● DATA EXTRACT
========================================

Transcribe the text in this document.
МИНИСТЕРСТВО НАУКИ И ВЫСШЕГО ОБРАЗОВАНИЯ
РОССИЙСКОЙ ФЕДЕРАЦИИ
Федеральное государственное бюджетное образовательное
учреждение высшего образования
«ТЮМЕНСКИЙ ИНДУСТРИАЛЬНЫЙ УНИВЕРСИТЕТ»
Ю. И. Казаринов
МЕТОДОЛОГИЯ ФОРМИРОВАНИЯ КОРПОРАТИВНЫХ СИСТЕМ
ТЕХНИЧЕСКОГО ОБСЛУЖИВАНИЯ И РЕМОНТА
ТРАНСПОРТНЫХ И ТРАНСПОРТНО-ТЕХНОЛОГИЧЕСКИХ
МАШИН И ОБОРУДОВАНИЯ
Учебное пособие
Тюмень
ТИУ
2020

========================================

● INSTRUCTION
Give all of the entries again, word for word.

● RESPONSE TO THIS EXERCISE
Transcribe the text in this document.
МИНИСТЕРСТВО НАУКИ И ВЫСШЕГО ОБРАЗОВАНИЯ
РОССИЙСКОЙ ФЕДЕРАЦИИ
Федеральное государственное бюджетное образовательное
учреждение высшего образования
«ТЮМЕНСКИЙ ИНДУСТРИАЛЬНЫЙ УНИВЕРСИТЕТ»
Ю. И. Казаринов
МЕТОДОЛОГИЯ ФОРМИРОВАНИЯ КОРПОРАТИВНЫХ СИСТЕМ
ТЕХНИЧЕСКОГО ОБСЛУЖИВАНИЯ И РЕМОНТА
ТРАНСПОРТНЫХ И ТРАНСПОРТНО-ТЕХНОЛОГИЧЕСКИХ
МАШИН И ОБОРУДОВАНИЯ
Учебное пособие
Тюмень
ТИУ
2020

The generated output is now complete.